**SHORT PROBLEM:** Your task is to locate every line holding the string "content" and to copy each of them.

**RAW RECORDS:**

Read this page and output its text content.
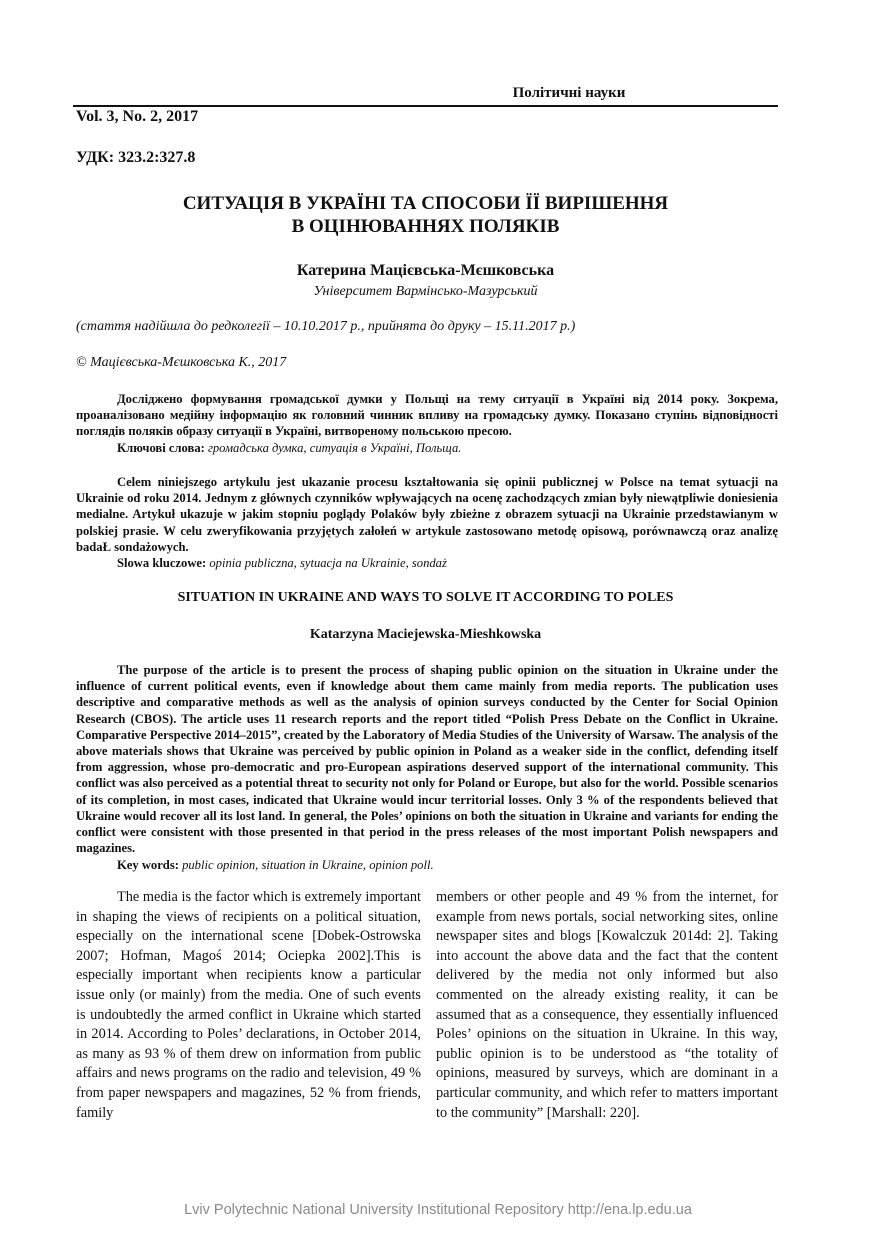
Політичні науки
Vol. 3, No. 2, 2017
УДК: 323.2:327.8
СИТУАЦІЯ В УКРАЇНІ ТА СПОСОБИ ЇЇ ВИРІШЕННЯ
В ОЦІНЮВАННЯХ ПОЛЯКІВ
Катерина Мацієвська-Мєшковська
Університет Вармінсько-Мазурський
(стаття надійшла до редколегії – 10.10.2017 р., прийнята до друку – 15.11.2017 р.)
© Мацієвська-Мєшковська К., 2017
Досліджено формування громадської думки у Польщі на тему ситуації в Україні від 2014 року. Зокрема, проаналізовано медійну інформацію як головний чинник впливу на громадську думку. Показано ступінь відповідності поглядів поляків образу ситуації в Україні, витвореному польською пресою.
Ключові слова: громадська думка, ситуація в Україні, Польща.
Celem niniejszego artykulu jest ukazanie procesu kształtowania się opinii publicznej w Polsce na temat sytuacji na Ukrainie od roku 2014. Jednym z głównych czynników wpływających na ocenę zachodzących zmian były niewątpliwie doniesienia medialne. Artykuł ukazuje w jakim stopniu poglądy Polaków były zbieżne z obrazem sytuacji na Ukrainie przedstawianym w polskiej prasie. W celu zweryfikowania przyjętych załołeń w artykule zastosowano metodę opisową, porównawczą oraz analizę badaŁ sondażowych.
Slowa kluczowe: opinia publiczna, sytuacja na Ukrainie, sondaż
SITUATION IN UKRAINE AND WAYS TO SOLVE IT ACCORDING TO POLES
Katarzyna Maciejewska-Mieshkowska
The purpose of the article is to present the process of shaping public opinion on the situation in Ukraine under the influence of current political events, even if knowledge about them came mainly from media reports. The publication uses descriptive and comparative methods as well as the analysis of opinion surveys conducted by the Center for Social Opinion Research (CBOS). The article uses 11 research reports and the report titled “Polish Press Debate on the Conflict in Ukraine. Comparative Perspective 2014–2015”, created by the Laboratory of Media Studies of the University of Warsaw. The analysis of the above materials shows that Ukraine was perceived by public opinion in Poland as a weaker side in the conflict, defending itself from aggression, whose pro-democratic and pro-European aspirations deserved support of the international community. This conflict was also perceived as a potential threat to security not only for Poland or Europe, but also for the world. Possible scenarios of its completion, in most cases, indicated that Ukraine would incur territorial losses. Only 3 % of the respondents believed that Ukraine would recover all its lost land. In general, the Poles’ opinions on both the situation in Ukraine and variants for ending the conflict were consistent with those presented in that period in the press releases of the most important Polish newspapers and magazines.
Key words: public opinion, situation in Ukraine, opinion poll.
The media is the factor which is extremely important in shaping the views of recipients on a political situation, especially on the international scene [Dobek-Ostrowska 2007; Hofman, Magoś 2014; Ociepka 2002].This is especially important when recipients know a particular issue only (or mainly) from the media. One of such events is undoubtedly the armed conflict in Ukraine which started in 2014. According to Poles’ declarations, in October 2014, as many as 93 % of them drew on information from public affairs and news programs on the radio and television, 49 % from paper newspapers and magazines, 52 % from friends, family
members or other people and 49 % from the internet, for example from news portals, social networking sites, online newspaper sites and blogs [Kowalczuk 2014d: 2]. Taking into account the above data and the fact that the content delivered by the media not only informed but also commented on the already existing reality, it can be assumed that as a consequence, they essentially influenced Poles’ opinions on the situation in Ukraine. In this way, public opinion is to be understood as “the totality of opinions, measured by surveys, which are dominant in a particular community, and which refer to matters important to the community” [Marshall: 220].
Lviv Polytechnic National University Institutional Repository http://ena.lp.edu.ua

**EXERCISE OUTPUT:**
Read this page and output its text content.
members or other people and 49 % from the internet, for example from news portals, social networking sites, online newspaper sites and blogs [Kowalczuk 2014d: 2]. Taking into account the above data and the fact that the content delivered by the media not only informed but also commented on the already existing reality, it can be assumed that as a consequence, they essentially influenced Poles’ opinions on the situation in Ukraine. In this way, public opinion is to be understood as “the totality of opinions, measured by surveys, which are dominant in a particular community, and which refer to matters important to the community” [Marshall: 220].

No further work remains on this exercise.